══ DATASET RECORDS ══

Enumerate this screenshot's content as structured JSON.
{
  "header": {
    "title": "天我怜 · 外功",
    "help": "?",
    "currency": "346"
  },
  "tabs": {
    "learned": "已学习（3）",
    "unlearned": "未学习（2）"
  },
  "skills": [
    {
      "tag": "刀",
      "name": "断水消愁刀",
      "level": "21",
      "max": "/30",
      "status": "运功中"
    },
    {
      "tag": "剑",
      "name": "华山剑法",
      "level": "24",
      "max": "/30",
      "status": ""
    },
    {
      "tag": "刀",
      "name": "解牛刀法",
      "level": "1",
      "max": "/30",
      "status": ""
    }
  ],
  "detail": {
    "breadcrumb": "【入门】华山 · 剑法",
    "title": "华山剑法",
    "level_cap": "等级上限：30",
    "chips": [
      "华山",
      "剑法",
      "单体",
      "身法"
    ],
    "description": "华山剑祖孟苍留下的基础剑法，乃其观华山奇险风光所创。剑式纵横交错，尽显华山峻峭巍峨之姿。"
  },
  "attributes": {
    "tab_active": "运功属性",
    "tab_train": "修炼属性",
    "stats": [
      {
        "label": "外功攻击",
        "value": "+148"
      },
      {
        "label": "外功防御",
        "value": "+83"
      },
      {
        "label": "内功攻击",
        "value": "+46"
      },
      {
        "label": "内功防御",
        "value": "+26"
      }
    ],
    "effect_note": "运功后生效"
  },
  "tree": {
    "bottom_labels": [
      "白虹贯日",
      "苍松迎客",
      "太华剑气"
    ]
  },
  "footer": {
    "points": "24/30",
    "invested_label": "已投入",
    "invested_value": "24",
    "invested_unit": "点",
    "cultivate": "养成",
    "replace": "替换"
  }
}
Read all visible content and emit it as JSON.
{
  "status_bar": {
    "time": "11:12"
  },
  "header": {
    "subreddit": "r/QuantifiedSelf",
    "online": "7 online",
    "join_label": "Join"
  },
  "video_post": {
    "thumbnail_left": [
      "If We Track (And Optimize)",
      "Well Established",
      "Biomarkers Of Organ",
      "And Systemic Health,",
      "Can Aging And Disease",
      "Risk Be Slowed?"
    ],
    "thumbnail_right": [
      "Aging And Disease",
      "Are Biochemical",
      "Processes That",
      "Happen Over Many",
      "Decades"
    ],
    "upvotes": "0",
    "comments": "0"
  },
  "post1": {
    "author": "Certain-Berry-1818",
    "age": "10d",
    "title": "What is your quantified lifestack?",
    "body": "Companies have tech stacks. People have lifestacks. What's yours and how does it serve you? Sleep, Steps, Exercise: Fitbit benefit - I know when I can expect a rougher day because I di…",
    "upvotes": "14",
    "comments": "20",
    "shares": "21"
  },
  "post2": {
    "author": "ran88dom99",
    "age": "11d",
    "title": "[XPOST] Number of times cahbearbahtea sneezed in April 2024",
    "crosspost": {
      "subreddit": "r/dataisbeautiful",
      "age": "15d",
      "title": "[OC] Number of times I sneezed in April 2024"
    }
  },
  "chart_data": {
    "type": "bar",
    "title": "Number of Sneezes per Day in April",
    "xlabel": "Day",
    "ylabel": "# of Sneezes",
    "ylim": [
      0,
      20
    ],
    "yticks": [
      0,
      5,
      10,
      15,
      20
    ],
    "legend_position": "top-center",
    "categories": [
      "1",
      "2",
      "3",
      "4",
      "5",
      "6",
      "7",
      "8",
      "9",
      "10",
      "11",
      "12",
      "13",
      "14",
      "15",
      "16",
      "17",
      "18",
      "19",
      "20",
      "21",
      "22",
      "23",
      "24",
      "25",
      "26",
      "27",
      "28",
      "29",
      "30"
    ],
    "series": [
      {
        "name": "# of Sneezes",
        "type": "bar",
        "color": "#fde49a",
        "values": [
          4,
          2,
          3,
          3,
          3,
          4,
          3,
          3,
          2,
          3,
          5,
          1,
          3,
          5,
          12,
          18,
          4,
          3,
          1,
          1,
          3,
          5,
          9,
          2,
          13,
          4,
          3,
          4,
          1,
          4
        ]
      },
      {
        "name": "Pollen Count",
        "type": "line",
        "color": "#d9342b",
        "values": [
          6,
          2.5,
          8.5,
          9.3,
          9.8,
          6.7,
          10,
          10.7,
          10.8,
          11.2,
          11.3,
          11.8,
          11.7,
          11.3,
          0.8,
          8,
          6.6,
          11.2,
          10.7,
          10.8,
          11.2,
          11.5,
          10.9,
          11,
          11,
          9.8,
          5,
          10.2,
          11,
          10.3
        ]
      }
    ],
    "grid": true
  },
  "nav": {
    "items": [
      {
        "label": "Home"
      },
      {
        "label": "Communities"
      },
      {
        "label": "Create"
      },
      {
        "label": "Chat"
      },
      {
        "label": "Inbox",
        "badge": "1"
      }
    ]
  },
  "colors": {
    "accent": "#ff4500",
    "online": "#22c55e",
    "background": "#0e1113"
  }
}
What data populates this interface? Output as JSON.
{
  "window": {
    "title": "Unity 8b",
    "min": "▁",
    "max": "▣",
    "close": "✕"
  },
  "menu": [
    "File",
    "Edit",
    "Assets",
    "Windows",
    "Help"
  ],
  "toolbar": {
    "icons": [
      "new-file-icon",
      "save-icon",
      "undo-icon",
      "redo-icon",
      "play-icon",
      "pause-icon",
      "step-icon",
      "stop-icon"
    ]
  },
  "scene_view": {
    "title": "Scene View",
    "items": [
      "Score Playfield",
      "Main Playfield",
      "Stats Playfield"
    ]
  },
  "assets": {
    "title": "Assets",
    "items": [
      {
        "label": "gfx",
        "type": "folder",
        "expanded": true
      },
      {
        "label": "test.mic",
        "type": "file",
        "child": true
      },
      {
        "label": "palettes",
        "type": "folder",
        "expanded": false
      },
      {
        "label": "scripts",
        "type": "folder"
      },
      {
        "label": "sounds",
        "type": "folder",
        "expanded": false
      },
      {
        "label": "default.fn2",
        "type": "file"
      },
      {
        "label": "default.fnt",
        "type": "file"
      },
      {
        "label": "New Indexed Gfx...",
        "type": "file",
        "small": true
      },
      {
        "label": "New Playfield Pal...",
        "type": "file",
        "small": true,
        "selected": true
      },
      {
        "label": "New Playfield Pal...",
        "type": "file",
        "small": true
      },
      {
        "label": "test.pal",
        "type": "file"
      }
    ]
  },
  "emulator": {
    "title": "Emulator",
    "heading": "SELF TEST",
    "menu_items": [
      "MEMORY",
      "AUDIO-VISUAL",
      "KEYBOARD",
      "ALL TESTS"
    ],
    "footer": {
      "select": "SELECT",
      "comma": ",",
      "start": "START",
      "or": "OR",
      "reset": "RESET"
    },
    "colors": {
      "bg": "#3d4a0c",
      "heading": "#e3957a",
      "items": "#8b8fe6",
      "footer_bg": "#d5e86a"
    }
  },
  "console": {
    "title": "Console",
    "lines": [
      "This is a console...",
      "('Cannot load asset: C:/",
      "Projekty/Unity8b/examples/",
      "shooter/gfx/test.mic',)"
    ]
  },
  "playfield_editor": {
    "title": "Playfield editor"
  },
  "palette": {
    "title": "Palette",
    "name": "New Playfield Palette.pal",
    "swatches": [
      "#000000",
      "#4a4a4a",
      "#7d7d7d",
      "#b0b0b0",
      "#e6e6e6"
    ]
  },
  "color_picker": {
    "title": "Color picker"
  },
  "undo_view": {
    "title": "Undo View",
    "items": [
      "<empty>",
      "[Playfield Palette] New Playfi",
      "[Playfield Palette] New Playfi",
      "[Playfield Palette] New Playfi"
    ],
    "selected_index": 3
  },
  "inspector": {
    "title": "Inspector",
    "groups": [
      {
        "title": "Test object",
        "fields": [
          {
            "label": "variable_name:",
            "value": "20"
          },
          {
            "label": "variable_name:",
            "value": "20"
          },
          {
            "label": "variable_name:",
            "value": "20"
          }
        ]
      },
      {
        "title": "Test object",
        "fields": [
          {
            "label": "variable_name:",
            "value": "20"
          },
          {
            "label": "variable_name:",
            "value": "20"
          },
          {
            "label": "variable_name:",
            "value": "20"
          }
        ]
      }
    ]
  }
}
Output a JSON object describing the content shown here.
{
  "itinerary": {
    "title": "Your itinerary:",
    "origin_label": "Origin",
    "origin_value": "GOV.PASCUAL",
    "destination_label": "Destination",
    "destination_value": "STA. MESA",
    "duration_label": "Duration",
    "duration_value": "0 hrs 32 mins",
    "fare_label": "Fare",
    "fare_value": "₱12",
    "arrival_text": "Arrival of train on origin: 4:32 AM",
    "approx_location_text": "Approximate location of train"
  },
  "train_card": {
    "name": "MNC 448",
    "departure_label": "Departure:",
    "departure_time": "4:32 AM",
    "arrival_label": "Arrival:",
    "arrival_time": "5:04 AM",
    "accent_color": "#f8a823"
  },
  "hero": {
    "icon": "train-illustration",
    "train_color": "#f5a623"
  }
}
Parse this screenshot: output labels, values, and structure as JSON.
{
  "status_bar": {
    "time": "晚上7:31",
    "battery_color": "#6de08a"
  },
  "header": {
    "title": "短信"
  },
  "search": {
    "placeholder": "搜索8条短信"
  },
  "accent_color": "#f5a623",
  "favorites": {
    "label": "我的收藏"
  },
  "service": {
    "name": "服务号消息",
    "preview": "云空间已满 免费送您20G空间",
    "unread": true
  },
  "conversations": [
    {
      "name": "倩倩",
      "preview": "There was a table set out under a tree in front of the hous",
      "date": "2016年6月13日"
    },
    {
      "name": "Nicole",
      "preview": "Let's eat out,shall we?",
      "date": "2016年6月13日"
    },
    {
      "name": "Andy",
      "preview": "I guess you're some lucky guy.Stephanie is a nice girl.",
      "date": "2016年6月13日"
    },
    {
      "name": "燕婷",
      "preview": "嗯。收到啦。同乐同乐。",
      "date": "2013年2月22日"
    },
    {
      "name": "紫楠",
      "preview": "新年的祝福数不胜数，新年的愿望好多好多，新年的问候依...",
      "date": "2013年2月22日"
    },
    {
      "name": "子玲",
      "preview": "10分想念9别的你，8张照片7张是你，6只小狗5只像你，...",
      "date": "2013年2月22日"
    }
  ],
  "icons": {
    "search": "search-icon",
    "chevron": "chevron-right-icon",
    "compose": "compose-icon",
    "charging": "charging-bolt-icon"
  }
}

═══

**TASK DESCRIPTION:** Collect each line of the entries that has the word "content", copying it in full.

**RESPONSE TO THIS EXERCISE:**
Enumerate this screenshot's content as structured JSON.
Read all visible content and emit it as JSON.
Output a JSON object describing the content shown here.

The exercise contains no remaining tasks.